» **Set task**
Write out the data again in full, exactly as it reads.
── Listed entries
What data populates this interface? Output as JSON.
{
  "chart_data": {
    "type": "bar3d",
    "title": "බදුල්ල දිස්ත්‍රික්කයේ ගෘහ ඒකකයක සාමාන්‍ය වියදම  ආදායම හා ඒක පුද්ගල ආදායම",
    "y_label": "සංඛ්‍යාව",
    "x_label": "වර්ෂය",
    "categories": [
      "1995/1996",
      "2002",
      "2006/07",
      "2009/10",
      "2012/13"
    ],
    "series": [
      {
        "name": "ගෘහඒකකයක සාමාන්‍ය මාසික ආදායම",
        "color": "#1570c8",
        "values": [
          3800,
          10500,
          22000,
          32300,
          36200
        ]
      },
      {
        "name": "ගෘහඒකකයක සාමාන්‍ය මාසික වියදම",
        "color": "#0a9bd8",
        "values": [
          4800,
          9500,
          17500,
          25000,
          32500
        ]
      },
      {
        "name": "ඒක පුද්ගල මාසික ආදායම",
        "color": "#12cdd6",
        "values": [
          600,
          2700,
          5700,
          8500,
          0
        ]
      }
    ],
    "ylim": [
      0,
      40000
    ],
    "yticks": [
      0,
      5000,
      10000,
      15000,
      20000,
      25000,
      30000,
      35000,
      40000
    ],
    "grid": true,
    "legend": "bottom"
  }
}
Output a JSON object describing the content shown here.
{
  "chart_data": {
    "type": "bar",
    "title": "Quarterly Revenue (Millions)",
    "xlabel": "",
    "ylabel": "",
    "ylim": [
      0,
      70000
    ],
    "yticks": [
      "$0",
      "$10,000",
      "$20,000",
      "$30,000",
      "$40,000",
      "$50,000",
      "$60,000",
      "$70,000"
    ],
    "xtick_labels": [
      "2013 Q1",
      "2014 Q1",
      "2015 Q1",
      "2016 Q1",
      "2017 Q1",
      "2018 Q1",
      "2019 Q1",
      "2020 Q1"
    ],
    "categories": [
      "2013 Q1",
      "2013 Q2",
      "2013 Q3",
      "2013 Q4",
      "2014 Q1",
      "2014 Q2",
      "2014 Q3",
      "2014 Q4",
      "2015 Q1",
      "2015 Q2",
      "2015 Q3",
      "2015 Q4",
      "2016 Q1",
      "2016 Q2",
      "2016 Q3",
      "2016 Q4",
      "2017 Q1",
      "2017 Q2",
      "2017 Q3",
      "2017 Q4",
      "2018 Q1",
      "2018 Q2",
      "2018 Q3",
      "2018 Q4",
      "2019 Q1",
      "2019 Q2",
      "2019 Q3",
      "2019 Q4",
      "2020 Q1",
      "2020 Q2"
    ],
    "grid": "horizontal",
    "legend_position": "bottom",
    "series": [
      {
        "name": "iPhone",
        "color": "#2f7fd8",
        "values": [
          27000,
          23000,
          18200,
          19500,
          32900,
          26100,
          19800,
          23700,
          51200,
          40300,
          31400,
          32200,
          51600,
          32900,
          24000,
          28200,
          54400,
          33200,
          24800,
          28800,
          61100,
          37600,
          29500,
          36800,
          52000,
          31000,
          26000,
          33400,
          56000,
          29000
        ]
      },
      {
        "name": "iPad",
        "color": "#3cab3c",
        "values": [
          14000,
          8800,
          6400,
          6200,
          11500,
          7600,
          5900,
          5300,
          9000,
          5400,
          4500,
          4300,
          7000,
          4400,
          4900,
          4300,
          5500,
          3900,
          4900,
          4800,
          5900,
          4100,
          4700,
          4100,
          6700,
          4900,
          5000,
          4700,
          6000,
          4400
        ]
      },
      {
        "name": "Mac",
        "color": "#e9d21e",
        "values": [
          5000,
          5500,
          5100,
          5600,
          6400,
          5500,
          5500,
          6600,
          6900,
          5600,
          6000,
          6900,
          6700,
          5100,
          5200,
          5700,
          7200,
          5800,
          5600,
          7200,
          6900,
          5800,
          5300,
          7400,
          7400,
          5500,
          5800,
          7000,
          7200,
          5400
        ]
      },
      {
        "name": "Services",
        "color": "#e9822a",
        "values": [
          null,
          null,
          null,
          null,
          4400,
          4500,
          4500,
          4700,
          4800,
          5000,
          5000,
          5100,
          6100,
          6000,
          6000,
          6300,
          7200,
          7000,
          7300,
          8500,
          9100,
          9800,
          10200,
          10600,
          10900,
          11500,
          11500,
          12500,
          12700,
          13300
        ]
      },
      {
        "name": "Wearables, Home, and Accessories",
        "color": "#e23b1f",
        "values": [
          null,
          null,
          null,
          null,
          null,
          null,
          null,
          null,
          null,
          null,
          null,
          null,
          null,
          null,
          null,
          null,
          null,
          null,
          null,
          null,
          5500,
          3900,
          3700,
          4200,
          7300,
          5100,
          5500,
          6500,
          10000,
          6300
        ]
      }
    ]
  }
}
────
» **The answer**
What data populates this interface? Output as JSON.
{
  "chart_data": {
    "type": "bar3d",
    "title": "බදුල්ල දිස්ත්‍රික්කයේ ගෘහ ඒකකයක සාමාන්‍ය වියදම  ආදායම හා ඒක පුද්ගල ආදායම",
    "y_label": "සංඛ්‍යාව",
    "x_label": "වර්ෂය",
    "categories": [
      "1995/1996",
      "2002",
      "2006/07",
      "2009/10",
      "2012/13"
    ],
    "series": [
      {
        "name": "ගෘහඒකකයක සාමාන්‍ය මාසික ආදායම",
        "color": "#1570c8",
        "values": [
          3800,
          10500,
          22000,
          32300,
          36200
        ]
      },
      {
        "name": "ගෘහඒකකයක සාමාන්‍ය මාසික වියදම",
        "color": "#0a9bd8",
        "values": [
          4800,
          9500,
          17500,
          25000,
          32500
        ]
      },
      {
        "name": "ඒක පුද්ගල මාසික ආදායම",
        "color": "#12cdd6",
        "values": [
          600,
          2700,
          5700,
          8500,
          0
        ]
      }
    ],
    "ylim": [
      0,
      40000
    ],
    "yticks": [
      0,
      5000,
      10000,
      15000,
      20000,
      25000,
      30000,
      35000,
      40000
    ],
    "grid": true,
    "legend": "bottom"
  }
}
Output a JSON object describing the content shown here.
{
  "chart_data": {
    "type": "bar",
    "title": "Quarterly Revenue (Millions)",
    "xlabel": "",
    "ylabel": "",
    "ylim": [
      0,
      70000
    ],
    "yticks": [
      "$0",
      "$10,000",
      "$20,000",
      "$30,000",
      "$40,000",
      "$50,000",
      "$60,000",
      "$70,000"
    ],
    "xtick_labels": [
      "2013 Q1",
      "2014 Q1",
      "2015 Q1",
      "2016 Q1",
      "2017 Q1",
      "2018 Q1",
      "2019 Q1",
      "2020 Q1"
    ],
    "categories": [
      "2013 Q1",
      "2013 Q2",
      "2013 Q3",
      "2013 Q4",
      "2014 Q1",
      "2014 Q2",
      "2014 Q3",
      "2014 Q4",
      "2015 Q1",
      "2015 Q2",
      "2015 Q3",
      "2015 Q4",
      "2016 Q1",
      "2016 Q2",
      "2016 Q3",
      "2016 Q4",
      "2017 Q1",
      "2017 Q2",
      "2017 Q3",
      "2017 Q4",
      "2018 Q1",
      "2018 Q2",
      "2018 Q3",
      "2018 Q4",
      "2019 Q1",
      "2019 Q2",
      "2019 Q3",
      "2019 Q4",
      "2020 Q1",
      "2020 Q2"
    ],
    "grid": "horizontal",
    "legend_position": "bottom",
    "series": [
      {
        "name": "iPhone",
        "color": "#2f7fd8",
        "values": [
          27000,
          23000,
          18200,
          19500,
          32900,
          26100,
          19800,
          23700,
          51200,
          40300,
          31400,
          32200,
          51600,
          32900,
          24000,
          28200,
          54400,
          33200,
          24800,
          28800,
          61100,
          37600,
          29500,
          36800,
          52000,
          31000,
          26000,
          33400,
          56000,
          29000
        ]
      },
      {
        "name": "iPad",
        "color": "#3cab3c",
        "values": [
          14000,
          8800,
          6400,
          6200,
          11500,
          7600,
          5900,
          5300,
          9000,
          5400,
          4500,
          4300,
          7000,
          4400,
          4900,
          4300,
          5500,
          3900,
          4900,
          4800,
          5900,
          4100,
          4700,
          4100,
          6700,
          4900,
          5000,
          4700,
          6000,
          4400
        ]
      },
      {
        "name": "Mac",
        "color": "#e9d21e",
        "values": [
          5000,
          5500,
          5100,
          5600,
          6400,
          5500,
          5500,
          6600,
          6900,
          5600,
          6000,
          6900,
          6700,
          5100,
          5200,
          5700,
          7200,
          5800,
          5600,
          7200,
          6900,
          5800,
          5300,
          7400,
          7400,
          5500,
          5800,
          7000,
          7200,
          5400
        ]
      },
      {
        "name": "Services",
        "color": "#e9822a",
        "values": [
          null,
          null,
          null,
          null,
          4400,
          4500,
          4500,
          4700,
          4800,
          5000,
          5000,
          5100,
          6100,
          6000,
          6000,
          6300,
          7200,
          7000,
          7300,
          8500,
          9100,
          9800,
          10200,
          10600,
          10900,
          11500,
          11500,
          12500,
          12700,
          13300
        ]
      },
      {
        "name": "Wearables, Home, and Accessories",
        "color": "#e23b1f",
        "values": [
          null,
          null,
          null,
          null,
          null,
          null,
          null,
          null,
          null,
          null,
          null,
          null,
          null,
          null,
          null,
          null,
          null,
          null,
          null,
          null,
          5500,
          3900,
          3700,
          4200,
          7300,
          5100,
          5500,
          6500,
          10000,
          6300
        ]
      }
    ]
  }
}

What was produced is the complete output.